→ TASK INSTRUCTIONS: Retype the records below exactly as they appear, but leave out any pictures.

[Data entries for graphics]
=====

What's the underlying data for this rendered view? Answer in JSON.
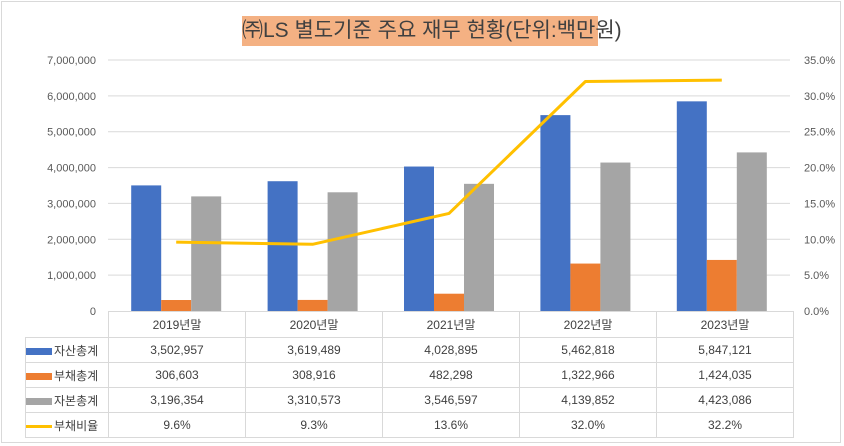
{
  "chart_data": {
    "type": "bar",
    "title": "㈜LS 별도기준 주요 재무 현황(단위:백만원)",
    "categories": [
      "2019년말",
      "2020년말",
      "2021년말",
      "2022년말",
      "2023년말"
    ],
    "series": [
      {
        "name": "자산총계",
        "type": "bar",
        "color": "#4472c4",
        "values": [
          3502957,
          3619489,
          4028895,
          5462818,
          5847121
        ],
        "labels": [
          "3,502,957",
          "3,619,489",
          "4,028,895",
          "5,462,818",
          "5,847,121"
        ]
      },
      {
        "name": "부채총계",
        "type": "bar",
        "color": "#ed7d31",
        "values": [
          306603,
          308916,
          482298,
          1322966,
          1424035
        ],
        "labels": [
          "306,603",
          "308,916",
          "482,298",
          "1,322,966",
          "1,424,035"
        ]
      },
      {
        "name": "자본총계",
        "type": "bar",
        "color": "#a5a5a5",
        "values": [
          3196354,
          3310573,
          3546597,
          4139852,
          4423086
        ],
        "labels": [
          "3,196,354",
          "3,310,573",
          "3,546,597",
          "4,139,852",
          "4,423,086"
        ]
      },
      {
        "name": "부채비율",
        "type": "line",
        "axis": "right",
        "color": "#ffc000",
        "values": [
          9.6,
          9.3,
          13.6,
          32.0,
          32.2
        ],
        "labels": [
          "9.6%",
          "9.3%",
          "13.6%",
          "32.0%",
          "32.2%"
        ]
      }
    ],
    "y_left": {
      "range": [
        0,
        7000000
      ],
      "ticks": [
        "0",
        "1,000,000",
        "2,000,000",
        "3,000,000",
        "4,000,000",
        "5,000,000",
        "6,000,000",
        "7,000,000"
      ]
    },
    "y_right": {
      "range": [
        0,
        35
      ],
      "ticks": [
        "0.0%",
        "5.0%",
        "10.0%",
        "15.0%",
        "20.0%",
        "25.0%",
        "30.0%",
        "35.0%"
      ]
    },
    "grid": true,
    "legend": "data-table"
  }
}
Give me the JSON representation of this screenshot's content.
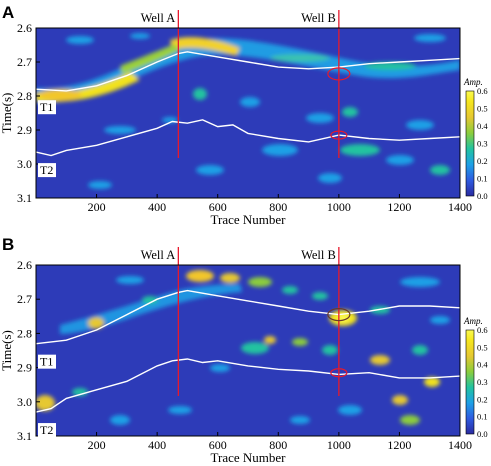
{
  "panels": [
    {
      "label": "A",
      "wells": [
        {
          "name": "Well A",
          "trace": 470
        },
        {
          "name": "Well B",
          "trace": 1000
        }
      ],
      "horizons": [
        {
          "name": "T1",
          "points": [
            [
              0,
              2.78
            ],
            [
              100,
              2.785
            ],
            [
              200,
              2.77
            ],
            [
              300,
              2.74
            ],
            [
              400,
              2.7
            ],
            [
              470,
              2.675
            ],
            [
              500,
              2.67
            ],
            [
              600,
              2.685
            ],
            [
              700,
              2.7
            ],
            [
              800,
              2.715
            ],
            [
              900,
              2.72
            ],
            [
              1000,
              2.715
            ],
            [
              1100,
              2.705
            ],
            [
              1200,
              2.7
            ],
            [
              1300,
              2.695
            ],
            [
              1400,
              2.69
            ]
          ]
        },
        {
          "name": "T2",
          "points": [
            [
              0,
              2.965
            ],
            [
              50,
              2.975
            ],
            [
              100,
              2.96
            ],
            [
              200,
              2.945
            ],
            [
              300,
              2.92
            ],
            [
              400,
              2.895
            ],
            [
              450,
              2.875
            ],
            [
              500,
              2.88
            ],
            [
              550,
              2.87
            ],
            [
              600,
              2.89
            ],
            [
              650,
              2.885
            ],
            [
              700,
              2.91
            ],
            [
              800,
              2.925
            ],
            [
              900,
              2.935
            ],
            [
              1000,
              2.915
            ],
            [
              1100,
              2.925
            ],
            [
              1200,
              2.93
            ],
            [
              1300,
              2.925
            ],
            [
              1400,
              2.92
            ]
          ]
        }
      ],
      "circles": [
        {
          "trace": 1000,
          "time": 2.735
        },
        {
          "trace": 1000,
          "time": 2.915
        }
      ]
    },
    {
      "label": "B",
      "wells": [
        {
          "name": "Well A",
          "trace": 470
        },
        {
          "name": "Well B",
          "trace": 1000
        }
      ],
      "horizons": [
        {
          "name": "T1",
          "points": [
            [
              0,
              2.83
            ],
            [
              100,
              2.82
            ],
            [
              200,
              2.79
            ],
            [
              300,
              2.745
            ],
            [
              400,
              2.7
            ],
            [
              470,
              2.68
            ],
            [
              500,
              2.675
            ],
            [
              600,
              2.69
            ],
            [
              700,
              2.705
            ],
            [
              800,
              2.72
            ],
            [
              900,
              2.735
            ],
            [
              1000,
              2.745
            ],
            [
              1100,
              2.735
            ],
            [
              1200,
              2.72
            ],
            [
              1300,
              2.72
            ],
            [
              1400,
              2.725
            ]
          ]
        },
        {
          "name": "T2",
          "points": [
            [
              0,
              3.03
            ],
            [
              50,
              3.02
            ],
            [
              100,
              2.99
            ],
            [
              200,
              2.965
            ],
            [
              300,
              2.94
            ],
            [
              400,
              2.895
            ],
            [
              450,
              2.88
            ],
            [
              500,
              2.875
            ],
            [
              550,
              2.885
            ],
            [
              600,
              2.88
            ],
            [
              700,
              2.895
            ],
            [
              800,
              2.905
            ],
            [
              900,
              2.91
            ],
            [
              1000,
              2.92
            ],
            [
              1100,
              2.915
            ],
            [
              1200,
              2.93
            ],
            [
              1300,
              2.93
            ],
            [
              1400,
              2.925
            ]
          ]
        }
      ],
      "circles": [
        {
          "trace": 1000,
          "time": 2.745
        },
        {
          "trace": 1000,
          "time": 2.915
        }
      ]
    }
  ],
  "x_axis": {
    "label": "Trace Number",
    "min": 0,
    "max": 1400,
    "ticks": [
      "200",
      "400",
      "600",
      "800",
      "1000",
      "1200",
      "1400"
    ]
  },
  "y_axis": {
    "label": "Time(s)",
    "min": 2.6,
    "max": 3.1,
    "ticks": [
      "2.6",
      "2.7",
      "2.8",
      "2.9",
      "3.0",
      "3.1"
    ]
  },
  "colorbar": {
    "label": "Amp.",
    "min": 0,
    "max": 0.6,
    "ticks": [
      "0.0",
      "0.1",
      "0.2",
      "0.3",
      "0.4",
      "0.5",
      "0.6"
    ]
  },
  "colors": {
    "background": "#2d3bb8",
    "well_line": "#e8192c",
    "horizon_line": "#ffffff"
  }
}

=====

→ FULL ANSWER:
What's the underlying data for this rendered view? Answer in JSON.
{
  "chart_data": {
    "type": "bar",
    "title": "㈜LS 별도기준 주요 재무 현황(단위:백만원)",
    "categories": [
      "2019년말",
      "2020년말",
      "2021년말",
      "2022년말",
      "2023년말"
    ],
    "series": [
      {
        "name": "자산총계",
        "type": "bar",
        "color": "#4472c4",
        "values": [
          3502957,
          3619489,
          4028895,
          5462818,
          5847121
        ],
        "labels": [
          "3,502,957",
          "3,619,489",
          "4,028,895",
          "5,462,818",
          "5,847,121"
        ]
      },
      {
        "name": "부채총계",
        "type": "bar",
        "color": "#ed7d31",
        "values": [
          306603,
          308916,
          482298,
          1322966,
          1424035
        ],
        "labels": [
          "306,603",
          "308,916",
          "482,298",
          "1,322,966",
          "1,424,035"
        ]
      },
      {
        "name": "자본총계",
        "type": "bar",
        "color": "#a5a5a5",
        "values": [
          3196354,
          3310573,
          3546597,
          4139852,
          4423086
        ],
        "labels": [
          "3,196,354",
          "3,310,573",
          "3,546,597",
          "4,139,852",
          "4,423,086"
        ]
      },
      {
        "name": "부채비율",
        "type": "line",
        "axis": "right",
        "color": "#ffc000",
        "values": [
          9.6,
          9.3,
          13.6,
          32.0,
          32.2
        ],
        "labels": [
          "9.6%",
          "9.3%",
          "13.6%",
          "32.0%",
          "32.2%"
        ]
      }
    ],
    "y_left": {
      "range": [
        0,
        7000000
      ],
      "ticks": [
        "0",
        "1,000,000",
        "2,000,000",
        "3,000,000",
        "4,000,000",
        "5,000,000",
        "6,000,000",
        "7,000,000"
      ]
    },
    "y_right": {
      "range": [
        0,
        35
      ],
      "ticks": [
        "0.0%",
        "5.0%",
        "10.0%",
        "15.0%",
        "20.0%",
        "25.0%",
        "30.0%",
        "35.0%"
      ]
    },
    "grid": true,
    "legend": "data-table"
  }
}
Give me the JSON representation of this screenshot's content.
{
  "panels": [
    {
      "label": "A",
      "wells": [
        {
          "name": "Well A",
          "trace": 470
        },
        {
          "name": "Well B",
          "trace": 1000
        }
      ],
      "horizons": [
        {
          "name": "T1",
          "points": [
            [
              0,
              2.78
            ],
            [
              100,
              2.785
            ],
            [
              200,
              2.77
            ],
            [
              300,
              2.74
            ],
            [
              400,
              2.7
            ],
            [
              470,
              2.675
            ],
            [
              500,
              2.67
            ],
            [
              600,
              2.685
            ],
            [
              700,
              2.7
            ],
            [
              800,
              2.715
            ],
            [
              900,
              2.72
            ],
            [
              1000,
              2.715
            ],
            [
              1100,
              2.705
            ],
            [
              1200,
              2.7
            ],
            [
              1300,
              2.695
            ],
            [
              1400,
              2.69
            ]
          ]
        },
        {
          "name": "T2",
          "points": [
            [
              0,
              2.965
            ],
            [
              50,
              2.975
            ],
            [
              100,
              2.96
            ],
            [
              200,
              2.945
            ],
            [
              300,
              2.92
            ],
            [
              400,
              2.895
            ],
            [
              450,
              2.875
            ],
            [
              500,
              2.88
            ],
            [
              550,
              2.87
            ],
            [
              600,
              2.89
            ],
            [
              650,
              2.885
            ],
            [
              700,
              2.91
            ],
            [
              800,
              2.925
            ],
            [
              900,
              2.935
            ],
            [
              1000,
              2.915
            ],
            [
              1100,
              2.925
            ],
            [
              1200,
              2.93
            ],
            [
              1300,
              2.925
            ],
            [
              1400,
              2.92
            ]
          ]
        }
      ],
      "circles": [
        {
          "trace": 1000,
          "time": 2.735
        },
        {
          "trace": 1000,
          "time": 2.915
        }
      ]
    },
    {
      "label": "B",
      "wells": [
        {
          "name": "Well A",
          "trace": 470
        },
        {
          "name": "Well B",
          "trace": 1000
        }
      ],
      "horizons": [
        {
          "name": "T1",
          "points": [
            [
              0,
              2.83
            ],
            [
              100,
              2.82
            ],
            [
              200,
              2.79
            ],
            [
              300,
              2.745
            ],
            [
              400,
              2.7
            ],
            [
              470,
              2.68
            ],
            [
              500,
              2.675
            ],
            [
              600,
              2.69
            ],
            [
              700,
              2.705
            ],
            [
              800,
              2.72
            ],
            [
              900,
              2.735
            ],
            [
              1000,
              2.745
            ],
            [
              1100,
              2.735
            ],
            [
              1200,
              2.72
            ],
            [
              1300,
              2.72
            ],
            [
              1400,
              2.725
            ]
          ]
        },
        {
          "name": "T2",
          "points": [
            [
              0,
              3.03
            ],
            [
              50,
              3.02
            ],
            [
              100,
              2.99
            ],
            [
              200,
              2.965
            ],
            [
              300,
              2.94
            ],
            [
              400,
              2.895
            ],
            [
              450,
              2.88
            ],
            [
              500,
              2.875
            ],
            [
              550,
              2.885
            ],
            [
              600,
              2.88
            ],
            [
              700,
              2.895
            ],
            [
              800,
              2.905
            ],
            [
              900,
              2.91
            ],
            [
              1000,
              2.92
            ],
            [
              1100,
              2.915
            ],
            [
              1200,
              2.93
            ],
            [
              1300,
              2.93
            ],
            [
              1400,
              2.925
            ]
          ]
        }
      ],
      "circles": [
        {
          "trace": 1000,
          "time": 2.745
        },
        {
          "trace": 1000,
          "time": 2.915
        }
      ]
    }
  ],
  "x_axis": {
    "label": "Trace Number",
    "min": 0,
    "max": 1400,
    "ticks": [
      "200",
      "400",
      "600",
      "800",
      "1000",
      "1200",
      "1400"
    ]
  },
  "y_axis": {
    "label": "Time(s)",
    "min": 2.6,
    "max": 3.1,
    "ticks": [
      "2.6",
      "2.7",
      "2.8",
      "2.9",
      "3.0",
      "3.1"
    ]
  },
  "colorbar": {
    "label": "Amp.",
    "min": 0,
    "max": 0.6,
    "ticks": [
      "0.0",
      "0.1",
      "0.2",
      "0.3",
      "0.4",
      "0.5",
      "0.6"
    ]
  },
  "colors": {
    "background": "#2d3bb8",
    "well_line": "#e8192c",
    "horizon_line": "#ffffff"
  }
}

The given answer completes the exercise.